### Description of the task
Take every line from the material that has the word "huquqli" in it.

(Saved entries)
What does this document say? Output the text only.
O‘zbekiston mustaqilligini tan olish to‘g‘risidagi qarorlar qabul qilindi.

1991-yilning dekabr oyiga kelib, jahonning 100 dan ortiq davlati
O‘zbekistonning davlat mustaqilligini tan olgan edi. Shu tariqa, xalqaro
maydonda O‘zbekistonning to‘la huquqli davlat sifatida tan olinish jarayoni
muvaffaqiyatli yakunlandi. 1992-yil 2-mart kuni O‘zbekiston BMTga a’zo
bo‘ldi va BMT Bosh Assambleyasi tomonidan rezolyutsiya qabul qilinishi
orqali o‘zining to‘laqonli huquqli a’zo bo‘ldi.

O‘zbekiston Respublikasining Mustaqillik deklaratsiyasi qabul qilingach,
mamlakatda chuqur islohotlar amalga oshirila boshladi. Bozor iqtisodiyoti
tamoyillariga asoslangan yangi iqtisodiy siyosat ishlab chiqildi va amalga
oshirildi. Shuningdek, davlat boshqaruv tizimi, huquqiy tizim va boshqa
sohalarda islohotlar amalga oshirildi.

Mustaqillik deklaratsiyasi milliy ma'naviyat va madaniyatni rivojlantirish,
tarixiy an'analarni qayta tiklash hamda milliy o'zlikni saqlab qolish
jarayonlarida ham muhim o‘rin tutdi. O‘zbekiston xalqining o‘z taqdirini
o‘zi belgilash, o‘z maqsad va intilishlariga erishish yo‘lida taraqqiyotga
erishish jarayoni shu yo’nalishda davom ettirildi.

### Worked answer
maydonda O‘zbekistonning to‘la huquqli davlat sifatida tan olinish jarayoni
orqali o‘zining to‘laqonli huquqli a’zo bo‘ldi.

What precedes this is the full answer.